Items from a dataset
= = =

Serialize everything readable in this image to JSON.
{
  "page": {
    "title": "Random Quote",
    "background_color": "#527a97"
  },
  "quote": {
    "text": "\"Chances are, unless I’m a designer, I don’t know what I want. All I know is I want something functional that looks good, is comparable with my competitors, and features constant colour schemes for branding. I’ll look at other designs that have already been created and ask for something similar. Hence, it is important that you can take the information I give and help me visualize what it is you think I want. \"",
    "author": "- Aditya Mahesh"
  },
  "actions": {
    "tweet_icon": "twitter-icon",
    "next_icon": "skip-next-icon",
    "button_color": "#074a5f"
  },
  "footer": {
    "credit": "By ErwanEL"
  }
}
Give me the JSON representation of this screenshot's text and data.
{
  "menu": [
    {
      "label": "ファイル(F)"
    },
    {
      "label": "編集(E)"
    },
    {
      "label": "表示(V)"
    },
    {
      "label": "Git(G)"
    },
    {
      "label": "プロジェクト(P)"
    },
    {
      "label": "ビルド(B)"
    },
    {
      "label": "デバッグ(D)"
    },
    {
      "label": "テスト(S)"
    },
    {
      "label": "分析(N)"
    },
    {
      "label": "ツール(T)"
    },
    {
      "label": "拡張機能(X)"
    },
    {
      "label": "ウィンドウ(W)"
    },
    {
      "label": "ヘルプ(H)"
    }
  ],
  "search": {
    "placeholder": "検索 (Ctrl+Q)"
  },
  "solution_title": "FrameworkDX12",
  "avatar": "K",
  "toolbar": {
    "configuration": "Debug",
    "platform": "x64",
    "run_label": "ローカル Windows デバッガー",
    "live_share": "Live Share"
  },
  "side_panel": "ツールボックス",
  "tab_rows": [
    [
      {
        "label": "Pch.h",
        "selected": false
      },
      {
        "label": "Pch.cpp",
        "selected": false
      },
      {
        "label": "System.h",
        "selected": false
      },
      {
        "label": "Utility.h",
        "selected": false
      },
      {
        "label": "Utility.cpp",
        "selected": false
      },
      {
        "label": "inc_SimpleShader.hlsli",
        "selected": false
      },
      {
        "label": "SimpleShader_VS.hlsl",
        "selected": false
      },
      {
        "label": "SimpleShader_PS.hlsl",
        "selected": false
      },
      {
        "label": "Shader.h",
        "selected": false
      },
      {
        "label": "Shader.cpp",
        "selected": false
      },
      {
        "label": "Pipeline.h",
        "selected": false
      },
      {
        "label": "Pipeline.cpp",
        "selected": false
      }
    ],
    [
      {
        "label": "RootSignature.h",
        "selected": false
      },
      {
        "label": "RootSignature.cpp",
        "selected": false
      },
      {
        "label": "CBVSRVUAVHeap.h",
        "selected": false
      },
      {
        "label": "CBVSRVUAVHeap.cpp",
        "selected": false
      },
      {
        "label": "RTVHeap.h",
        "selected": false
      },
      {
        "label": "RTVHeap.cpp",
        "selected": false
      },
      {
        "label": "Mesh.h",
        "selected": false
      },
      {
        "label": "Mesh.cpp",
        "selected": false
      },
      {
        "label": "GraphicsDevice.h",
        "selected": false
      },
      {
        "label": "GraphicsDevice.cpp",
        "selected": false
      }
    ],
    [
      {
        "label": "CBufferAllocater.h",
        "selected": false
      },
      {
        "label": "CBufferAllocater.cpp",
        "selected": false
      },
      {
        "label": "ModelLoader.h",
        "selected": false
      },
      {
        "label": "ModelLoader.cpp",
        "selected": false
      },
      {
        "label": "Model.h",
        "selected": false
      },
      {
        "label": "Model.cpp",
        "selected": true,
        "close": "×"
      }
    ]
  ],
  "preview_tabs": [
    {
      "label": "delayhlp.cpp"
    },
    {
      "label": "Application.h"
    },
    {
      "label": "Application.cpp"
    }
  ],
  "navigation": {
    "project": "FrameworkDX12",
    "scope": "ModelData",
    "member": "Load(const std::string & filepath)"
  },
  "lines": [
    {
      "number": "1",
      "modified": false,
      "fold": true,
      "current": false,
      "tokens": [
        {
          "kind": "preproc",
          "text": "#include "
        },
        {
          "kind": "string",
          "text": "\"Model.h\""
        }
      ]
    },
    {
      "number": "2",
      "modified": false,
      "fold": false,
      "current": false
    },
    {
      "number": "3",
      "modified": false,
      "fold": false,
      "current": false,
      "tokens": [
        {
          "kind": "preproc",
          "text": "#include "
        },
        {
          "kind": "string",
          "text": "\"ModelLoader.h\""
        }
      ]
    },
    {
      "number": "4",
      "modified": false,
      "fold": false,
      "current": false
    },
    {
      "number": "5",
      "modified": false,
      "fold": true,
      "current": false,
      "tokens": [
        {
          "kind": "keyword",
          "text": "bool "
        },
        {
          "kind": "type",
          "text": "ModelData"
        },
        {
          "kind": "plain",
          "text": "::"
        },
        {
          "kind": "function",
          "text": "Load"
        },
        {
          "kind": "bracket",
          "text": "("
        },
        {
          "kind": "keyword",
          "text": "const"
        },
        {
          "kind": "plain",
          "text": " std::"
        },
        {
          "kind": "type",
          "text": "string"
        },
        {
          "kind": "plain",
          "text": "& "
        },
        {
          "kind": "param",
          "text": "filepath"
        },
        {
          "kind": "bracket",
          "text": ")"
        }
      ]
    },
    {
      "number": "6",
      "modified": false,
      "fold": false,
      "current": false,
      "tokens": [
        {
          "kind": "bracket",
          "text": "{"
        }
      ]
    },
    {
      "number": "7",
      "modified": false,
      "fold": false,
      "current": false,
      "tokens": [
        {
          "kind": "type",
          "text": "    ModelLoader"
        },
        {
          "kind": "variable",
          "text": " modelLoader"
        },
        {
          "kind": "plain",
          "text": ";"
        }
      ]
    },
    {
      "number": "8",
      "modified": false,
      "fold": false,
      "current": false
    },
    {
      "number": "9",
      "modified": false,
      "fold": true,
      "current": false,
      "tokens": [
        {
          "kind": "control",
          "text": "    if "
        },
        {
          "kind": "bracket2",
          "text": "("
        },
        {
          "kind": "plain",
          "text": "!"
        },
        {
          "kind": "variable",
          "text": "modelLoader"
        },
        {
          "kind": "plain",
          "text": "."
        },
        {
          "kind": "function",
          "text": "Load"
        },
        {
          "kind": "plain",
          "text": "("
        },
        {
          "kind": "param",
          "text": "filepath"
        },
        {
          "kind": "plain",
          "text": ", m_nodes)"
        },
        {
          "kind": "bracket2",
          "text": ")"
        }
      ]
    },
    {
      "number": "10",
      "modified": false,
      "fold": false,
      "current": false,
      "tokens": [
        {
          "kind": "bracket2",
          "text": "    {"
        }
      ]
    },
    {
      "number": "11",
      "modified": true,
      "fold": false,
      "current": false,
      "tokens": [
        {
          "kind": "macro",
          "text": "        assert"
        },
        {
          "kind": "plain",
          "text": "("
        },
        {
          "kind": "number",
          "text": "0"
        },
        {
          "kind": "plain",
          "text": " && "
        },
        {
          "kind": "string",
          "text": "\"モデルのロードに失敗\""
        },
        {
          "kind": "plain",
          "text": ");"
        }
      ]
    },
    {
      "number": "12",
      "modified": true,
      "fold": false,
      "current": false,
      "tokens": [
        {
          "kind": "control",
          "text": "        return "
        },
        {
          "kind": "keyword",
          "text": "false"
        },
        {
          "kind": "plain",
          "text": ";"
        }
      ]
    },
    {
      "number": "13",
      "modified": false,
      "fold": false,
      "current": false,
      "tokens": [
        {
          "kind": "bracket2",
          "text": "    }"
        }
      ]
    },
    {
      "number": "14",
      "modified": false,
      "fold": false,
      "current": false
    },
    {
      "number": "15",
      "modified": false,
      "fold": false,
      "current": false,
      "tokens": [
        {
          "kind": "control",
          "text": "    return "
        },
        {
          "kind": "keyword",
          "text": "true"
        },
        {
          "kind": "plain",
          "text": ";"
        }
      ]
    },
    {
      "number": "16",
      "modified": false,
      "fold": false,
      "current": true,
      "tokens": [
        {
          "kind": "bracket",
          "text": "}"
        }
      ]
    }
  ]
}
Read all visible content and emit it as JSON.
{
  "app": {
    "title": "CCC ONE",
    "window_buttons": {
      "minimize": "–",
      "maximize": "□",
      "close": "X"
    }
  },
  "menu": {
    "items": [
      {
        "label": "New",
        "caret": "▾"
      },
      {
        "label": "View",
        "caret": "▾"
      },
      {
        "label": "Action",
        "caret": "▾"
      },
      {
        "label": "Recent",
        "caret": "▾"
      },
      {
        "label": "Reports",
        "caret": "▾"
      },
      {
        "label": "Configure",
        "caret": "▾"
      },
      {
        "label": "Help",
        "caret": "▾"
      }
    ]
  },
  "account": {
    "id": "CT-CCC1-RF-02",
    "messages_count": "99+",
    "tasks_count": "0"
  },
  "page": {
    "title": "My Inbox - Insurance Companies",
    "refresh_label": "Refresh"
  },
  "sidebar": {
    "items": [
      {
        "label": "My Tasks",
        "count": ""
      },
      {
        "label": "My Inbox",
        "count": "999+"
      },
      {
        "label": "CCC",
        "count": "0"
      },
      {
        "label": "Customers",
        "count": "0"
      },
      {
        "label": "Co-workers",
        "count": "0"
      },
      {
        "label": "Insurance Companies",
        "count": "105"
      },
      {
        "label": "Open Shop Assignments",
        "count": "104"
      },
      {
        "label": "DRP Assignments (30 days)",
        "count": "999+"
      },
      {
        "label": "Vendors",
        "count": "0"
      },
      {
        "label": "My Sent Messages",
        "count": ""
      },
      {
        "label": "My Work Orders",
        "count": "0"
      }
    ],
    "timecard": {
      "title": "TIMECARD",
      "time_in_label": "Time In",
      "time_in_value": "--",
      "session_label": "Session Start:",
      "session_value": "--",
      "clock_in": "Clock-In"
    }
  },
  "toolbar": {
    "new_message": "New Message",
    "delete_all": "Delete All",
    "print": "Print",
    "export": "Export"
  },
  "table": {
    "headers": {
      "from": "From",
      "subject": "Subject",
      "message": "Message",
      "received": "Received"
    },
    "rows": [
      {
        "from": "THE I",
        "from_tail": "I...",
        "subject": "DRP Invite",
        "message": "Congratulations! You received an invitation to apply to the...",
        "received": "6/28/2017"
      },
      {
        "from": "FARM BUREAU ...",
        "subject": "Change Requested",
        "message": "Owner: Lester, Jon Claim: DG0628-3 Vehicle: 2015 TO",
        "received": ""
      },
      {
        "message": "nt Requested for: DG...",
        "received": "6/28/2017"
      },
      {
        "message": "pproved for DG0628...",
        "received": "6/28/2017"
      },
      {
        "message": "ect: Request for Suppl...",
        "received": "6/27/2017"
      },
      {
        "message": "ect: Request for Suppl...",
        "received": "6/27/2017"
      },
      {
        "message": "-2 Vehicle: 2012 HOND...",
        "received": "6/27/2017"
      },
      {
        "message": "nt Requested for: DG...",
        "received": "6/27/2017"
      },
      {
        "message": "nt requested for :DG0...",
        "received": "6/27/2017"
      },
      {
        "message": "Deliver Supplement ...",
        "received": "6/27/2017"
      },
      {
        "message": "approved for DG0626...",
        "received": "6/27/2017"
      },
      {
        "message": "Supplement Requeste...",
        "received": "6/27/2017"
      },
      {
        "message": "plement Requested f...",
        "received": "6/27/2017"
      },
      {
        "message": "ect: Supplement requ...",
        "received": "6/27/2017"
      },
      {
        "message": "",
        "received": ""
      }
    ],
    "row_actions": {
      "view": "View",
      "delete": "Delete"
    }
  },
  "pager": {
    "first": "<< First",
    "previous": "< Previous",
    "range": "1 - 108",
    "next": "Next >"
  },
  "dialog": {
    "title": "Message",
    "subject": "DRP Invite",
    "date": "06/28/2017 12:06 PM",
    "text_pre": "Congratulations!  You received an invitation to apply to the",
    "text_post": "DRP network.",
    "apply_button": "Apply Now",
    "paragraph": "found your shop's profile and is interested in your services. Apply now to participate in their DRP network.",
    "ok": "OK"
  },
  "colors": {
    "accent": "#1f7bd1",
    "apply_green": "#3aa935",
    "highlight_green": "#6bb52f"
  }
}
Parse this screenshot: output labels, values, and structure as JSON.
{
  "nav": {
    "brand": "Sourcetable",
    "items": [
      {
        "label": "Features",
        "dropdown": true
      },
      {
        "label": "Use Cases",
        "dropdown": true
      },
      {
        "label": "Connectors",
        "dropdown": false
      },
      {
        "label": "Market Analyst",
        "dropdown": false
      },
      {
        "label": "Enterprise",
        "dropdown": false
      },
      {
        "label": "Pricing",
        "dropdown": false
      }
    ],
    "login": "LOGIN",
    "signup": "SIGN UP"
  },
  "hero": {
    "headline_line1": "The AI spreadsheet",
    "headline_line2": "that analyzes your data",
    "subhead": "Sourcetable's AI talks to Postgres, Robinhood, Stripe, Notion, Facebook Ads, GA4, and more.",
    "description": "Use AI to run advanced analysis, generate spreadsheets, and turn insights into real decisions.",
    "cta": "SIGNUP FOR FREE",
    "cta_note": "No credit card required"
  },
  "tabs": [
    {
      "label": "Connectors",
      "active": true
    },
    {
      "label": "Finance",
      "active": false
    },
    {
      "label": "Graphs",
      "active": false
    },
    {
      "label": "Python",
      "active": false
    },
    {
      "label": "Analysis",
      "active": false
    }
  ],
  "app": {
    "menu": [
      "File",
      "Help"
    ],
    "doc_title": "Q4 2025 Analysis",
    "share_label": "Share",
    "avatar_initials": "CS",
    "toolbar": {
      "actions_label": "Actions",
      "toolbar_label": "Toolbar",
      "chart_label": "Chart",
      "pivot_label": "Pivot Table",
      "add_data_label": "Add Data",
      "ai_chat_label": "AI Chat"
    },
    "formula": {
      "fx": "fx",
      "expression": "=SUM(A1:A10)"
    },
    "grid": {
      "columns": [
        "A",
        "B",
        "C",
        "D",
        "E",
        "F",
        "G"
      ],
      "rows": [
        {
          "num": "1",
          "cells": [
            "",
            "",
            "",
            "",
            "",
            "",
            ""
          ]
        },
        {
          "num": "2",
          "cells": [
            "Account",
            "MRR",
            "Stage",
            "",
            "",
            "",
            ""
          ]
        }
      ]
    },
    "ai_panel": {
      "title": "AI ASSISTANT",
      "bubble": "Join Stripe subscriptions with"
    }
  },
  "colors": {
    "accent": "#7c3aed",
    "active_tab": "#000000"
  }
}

= = =

### What the task requires
In the records, locate each line holding the string "subject" and copy it.

### The response
      "subject": "Subject",
        "subject": "DRP Invite",
        "subject": "Change Requested",
    "subject": "DRP Invite",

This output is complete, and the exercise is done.